Exact reproduction is required for all entries.

[start Extracted information]

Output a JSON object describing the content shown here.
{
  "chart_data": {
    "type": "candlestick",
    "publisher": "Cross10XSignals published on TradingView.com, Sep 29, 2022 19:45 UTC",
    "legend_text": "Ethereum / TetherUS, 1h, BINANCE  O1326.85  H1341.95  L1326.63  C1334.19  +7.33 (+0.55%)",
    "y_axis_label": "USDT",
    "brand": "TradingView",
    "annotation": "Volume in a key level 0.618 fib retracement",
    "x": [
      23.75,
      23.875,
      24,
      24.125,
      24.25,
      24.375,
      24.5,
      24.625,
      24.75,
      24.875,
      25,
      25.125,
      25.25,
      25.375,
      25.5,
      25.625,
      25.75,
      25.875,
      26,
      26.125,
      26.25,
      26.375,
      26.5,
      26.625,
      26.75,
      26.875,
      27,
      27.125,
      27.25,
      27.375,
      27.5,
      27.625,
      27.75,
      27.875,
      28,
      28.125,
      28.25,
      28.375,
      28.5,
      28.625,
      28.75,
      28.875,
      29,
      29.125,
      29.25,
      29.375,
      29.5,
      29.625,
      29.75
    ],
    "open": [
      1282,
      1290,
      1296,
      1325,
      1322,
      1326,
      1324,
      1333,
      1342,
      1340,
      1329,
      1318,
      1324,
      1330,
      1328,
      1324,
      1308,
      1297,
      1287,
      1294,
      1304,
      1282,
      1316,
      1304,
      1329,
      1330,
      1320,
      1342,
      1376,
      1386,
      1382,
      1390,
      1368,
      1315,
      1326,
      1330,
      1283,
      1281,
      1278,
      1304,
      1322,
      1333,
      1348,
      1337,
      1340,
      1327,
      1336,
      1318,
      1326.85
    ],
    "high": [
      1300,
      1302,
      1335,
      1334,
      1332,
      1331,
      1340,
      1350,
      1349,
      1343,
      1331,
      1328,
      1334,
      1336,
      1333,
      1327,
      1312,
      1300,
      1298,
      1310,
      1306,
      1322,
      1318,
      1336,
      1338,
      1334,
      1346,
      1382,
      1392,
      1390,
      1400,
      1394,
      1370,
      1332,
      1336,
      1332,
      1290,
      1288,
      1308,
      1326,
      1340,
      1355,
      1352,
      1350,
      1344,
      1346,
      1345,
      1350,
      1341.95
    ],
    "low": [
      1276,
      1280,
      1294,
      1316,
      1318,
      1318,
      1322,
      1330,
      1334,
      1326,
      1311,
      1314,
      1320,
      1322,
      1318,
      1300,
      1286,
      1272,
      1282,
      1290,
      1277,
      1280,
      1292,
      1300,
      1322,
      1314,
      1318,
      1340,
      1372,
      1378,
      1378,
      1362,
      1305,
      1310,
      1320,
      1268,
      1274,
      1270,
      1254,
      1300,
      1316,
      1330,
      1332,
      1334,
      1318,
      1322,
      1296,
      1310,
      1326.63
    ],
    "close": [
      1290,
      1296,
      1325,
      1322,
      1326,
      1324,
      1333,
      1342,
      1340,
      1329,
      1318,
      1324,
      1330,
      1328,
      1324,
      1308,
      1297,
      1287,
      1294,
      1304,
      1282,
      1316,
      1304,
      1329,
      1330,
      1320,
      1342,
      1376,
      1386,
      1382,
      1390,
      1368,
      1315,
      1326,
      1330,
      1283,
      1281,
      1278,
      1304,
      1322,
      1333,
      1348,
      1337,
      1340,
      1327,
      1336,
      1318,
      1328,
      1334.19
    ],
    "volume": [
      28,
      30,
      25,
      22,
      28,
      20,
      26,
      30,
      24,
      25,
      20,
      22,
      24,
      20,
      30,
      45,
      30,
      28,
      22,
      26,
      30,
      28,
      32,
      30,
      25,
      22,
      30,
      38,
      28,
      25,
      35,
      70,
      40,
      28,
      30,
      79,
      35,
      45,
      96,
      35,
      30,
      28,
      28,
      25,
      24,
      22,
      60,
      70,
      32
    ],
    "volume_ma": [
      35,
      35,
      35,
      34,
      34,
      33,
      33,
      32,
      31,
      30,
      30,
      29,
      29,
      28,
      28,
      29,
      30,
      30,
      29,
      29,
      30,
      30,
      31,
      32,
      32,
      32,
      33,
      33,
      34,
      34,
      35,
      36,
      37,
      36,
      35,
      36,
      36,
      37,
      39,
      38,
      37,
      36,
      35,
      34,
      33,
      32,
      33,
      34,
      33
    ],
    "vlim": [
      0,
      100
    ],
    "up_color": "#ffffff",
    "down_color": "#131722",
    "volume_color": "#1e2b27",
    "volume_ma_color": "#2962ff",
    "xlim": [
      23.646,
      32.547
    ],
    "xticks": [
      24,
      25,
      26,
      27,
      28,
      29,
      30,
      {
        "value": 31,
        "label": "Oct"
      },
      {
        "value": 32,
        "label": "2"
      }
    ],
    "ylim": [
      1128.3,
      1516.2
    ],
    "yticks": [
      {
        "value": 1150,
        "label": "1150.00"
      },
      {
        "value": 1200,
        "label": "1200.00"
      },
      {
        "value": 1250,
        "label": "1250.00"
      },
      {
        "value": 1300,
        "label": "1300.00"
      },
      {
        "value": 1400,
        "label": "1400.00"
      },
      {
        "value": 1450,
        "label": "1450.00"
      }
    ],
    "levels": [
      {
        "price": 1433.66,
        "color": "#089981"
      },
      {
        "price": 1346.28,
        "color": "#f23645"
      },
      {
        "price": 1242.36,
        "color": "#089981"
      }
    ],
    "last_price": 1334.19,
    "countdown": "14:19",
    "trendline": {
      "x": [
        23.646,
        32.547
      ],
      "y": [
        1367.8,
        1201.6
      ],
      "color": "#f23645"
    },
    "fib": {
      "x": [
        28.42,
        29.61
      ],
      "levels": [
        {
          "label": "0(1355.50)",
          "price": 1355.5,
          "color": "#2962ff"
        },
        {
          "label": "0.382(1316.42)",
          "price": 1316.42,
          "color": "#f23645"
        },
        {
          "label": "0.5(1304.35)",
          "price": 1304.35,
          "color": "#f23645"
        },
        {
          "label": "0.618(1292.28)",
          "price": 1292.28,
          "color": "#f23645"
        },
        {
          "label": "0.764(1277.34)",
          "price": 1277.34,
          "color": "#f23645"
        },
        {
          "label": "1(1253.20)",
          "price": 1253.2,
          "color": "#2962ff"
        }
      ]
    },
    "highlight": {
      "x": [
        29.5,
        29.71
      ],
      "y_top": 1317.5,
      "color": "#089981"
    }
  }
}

[end Extracted information]

### Complete answer:
Output a JSON object describing the content shown here.
{
  "chart_data": {
    "type": "candlestick",
    "publisher": "Cross10XSignals published on TradingView.com, Sep 29, 2022 19:45 UTC",
    "legend_text": "Ethereum / TetherUS, 1h, BINANCE  O1326.85  H1341.95  L1326.63  C1334.19  +7.33 (+0.55%)",
    "y_axis_label": "USDT",
    "brand": "TradingView",
    "annotation": "Volume in a key level 0.618 fib retracement",
    "x": [
      23.75,
      23.875,
      24,
      24.125,
      24.25,
      24.375,
      24.5,
      24.625,
      24.75,
      24.875,
      25,
      25.125,
      25.25,
      25.375,
      25.5,
      25.625,
      25.75,
      25.875,
      26,
      26.125,
      26.25,
      26.375,
      26.5,
      26.625,
      26.75,
      26.875,
      27,
      27.125,
      27.25,
      27.375,
      27.5,
      27.625,
      27.75,
      27.875,
      28,
      28.125,
      28.25,
      28.375,
      28.5,
      28.625,
      28.75,
      28.875,
      29,
      29.125,
      29.25,
      29.375,
      29.5,
      29.625,
      29.75
    ],
    "open": [
      1282,
      1290,
      1296,
      1325,
      1322,
      1326,
      1324,
      1333,
      1342,
      1340,
      1329,
      1318,
      1324,
      1330,
      1328,
      1324,
      1308,
      1297,
      1287,
      1294,
      1304,
      1282,
      1316,
      1304,
      1329,
      1330,
      1320,
      1342,
      1376,
      1386,
      1382,
      1390,
      1368,
      1315,
      1326,
      1330,
      1283,
      1281,
      1278,
      1304,
      1322,
      1333,
      1348,
      1337,
      1340,
      1327,
      1336,
      1318,
      1326.85
    ],
    "high": [
      1300,
      1302,
      1335,
      1334,
      1332,
      1331,
      1340,
      1350,
      1349,
      1343,
      1331,
      1328,
      1334,
      1336,
      1333,
      1327,
      1312,
      1300,
      1298,
      1310,
      1306,
      1322,
      1318,
      1336,
      1338,
      1334,
      1346,
      1382,
      1392,
      1390,
      1400,
      1394,
      1370,
      1332,
      1336,
      1332,
      1290,
      1288,
      1308,
      1326,
      1340,
      1355,
      1352,
      1350,
      1344,
      1346,
      1345,
      1350,
      1341.95
    ],
    "low": [
      1276,
      1280,
      1294,
      1316,
      1318,
      1318,
      1322,
      1330,
      1334,
      1326,
      1311,
      1314,
      1320,
      1322,
      1318,
      1300,
      1286,
      1272,
      1282,
      1290,
      1277,
      1280,
      1292,
      1300,
      1322,
      1314,
      1318,
      1340,
      1372,
      1378,
      1378,
      1362,
      1305,
      1310,
      1320,
      1268,
      1274,
      1270,
      1254,
      1300,
      1316,
      1330,
      1332,
      1334,
      1318,
      1322,
      1296,
      1310,
      1326.63
    ],
    "close": [
      1290,
      1296,
      1325,
      1322,
      1326,
      1324,
      1333,
      1342,
      1340,
      1329,
      1318,
      1324,
      1330,
      1328,
      1324,
      1308,
      1297,
      1287,
      1294,
      1304,
      1282,
      1316,
      1304,
      1329,
      1330,
      1320,
      1342,
      1376,
      1386,
      1382,
      1390,
      1368,
      1315,
      1326,
      1330,
      1283,
      1281,
      1278,
      1304,
      1322,
      1333,
      1348,
      1337,
      1340,
      1327,
      1336,
      1318,
      1328,
      1334.19
    ],
    "volume": [
      28,
      30,
      25,
      22,
      28,
      20,
      26,
      30,
      24,
      25,
      20,
      22,
      24,
      20,
      30,
      45,
      30,
      28,
      22,
      26,
      30,
      28,
      32,
      30,
      25,
      22,
      30,
      38,
      28,
      25,
      35,
      70,
      40,
      28,
      30,
      79,
      35,
      45,
      96,
      35,
      30,
      28,
      28,
      25,
      24,
      22,
      60,
      70,
      32
    ],
    "volume_ma": [
      35,
      35,
      35,
      34,
      34,
      33,
      33,
      32,
      31,
      30,
      30,
      29,
      29,
      28,
      28,
      29,
      30,
      30,
      29,
      29,
      30,
      30,
      31,
      32,
      32,
      32,
      33,
      33,
      34,
      34,
      35,
      36,
      37,
      36,
      35,
      36,
      36,
      37,
      39,
      38,
      37,
      36,
      35,
      34,
      33,
      32,
      33,
      34,
      33
    ],
    "vlim": [
      0,
      100
    ],
    "up_color": "#ffffff",
    "down_color": "#131722",
    "volume_color": "#1e2b27",
    "volume_ma_color": "#2962ff",
    "xlim": [
      23.646,
      32.547
    ],
    "xticks": [
      24,
      25,
      26,
      27,
      28,
      29,
      30,
      {
        "value": 31,
        "label": "Oct"
      },
      {
        "value": 32,
        "label": "2"
      }
    ],
    "ylim": [
      1128.3,
      1516.2
    ],
    "yticks": [
      {
        "value": 1150,
        "label": "1150.00"
      },
      {
        "value": 1200,
        "label": "1200.00"
      },
      {
        "value": 1250,
        "label": "1250.00"
      },
      {
        "value": 1300,
        "label": "1300.00"
      },
      {
        "value": 1400,
        "label": "1400.00"
      },
      {
        "value": 1450,
        "label": "1450.00"
      }
    ],
    "levels": [
      {
        "price": 1433.66,
        "color": "#089981"
      },
      {
        "price": 1346.28,
        "color": "#f23645"
      },
      {
        "price": 1242.36,
        "color": "#089981"
      }
    ],
    "last_price": 1334.19,
    "countdown": "14:19",
    "trendline": {
      "x": [
        23.646,
        32.547
      ],
      "y": [
        1367.8,
        1201.6
      ],
      "color": "#f23645"
    },
    "fib": {
      "x": [
        28.42,
        29.61
      ],
      "levels": [
        {
          "label": "0(1355.50)",
          "price": 1355.5,
          "color": "#2962ff"
        },
        {
          "label": "0.382(1316.42)",
          "price": 1316.42,
          "color": "#f23645"
        },
        {
          "label": "0.5(1304.35)",
          "price": 1304.35,
          "color": "#f23645"
        },
        {
          "label": "0.618(1292.28)",
          "price": 1292.28,
          "color": "#f23645"
        },
        {
          "label": "0.764(1277.34)",
          "price": 1277.34,
          "color": "#f23645"
        },
        {
          "label": "1(1253.20)",
          "price": 1253.2,
          "color": "#2962ff"
        }
      ]
    },
    "highlight": {
      "x": [
        29.5,
        29.71
      ],
      "y_top": 1317.5,
      "color": "#089981"
    }
  }
}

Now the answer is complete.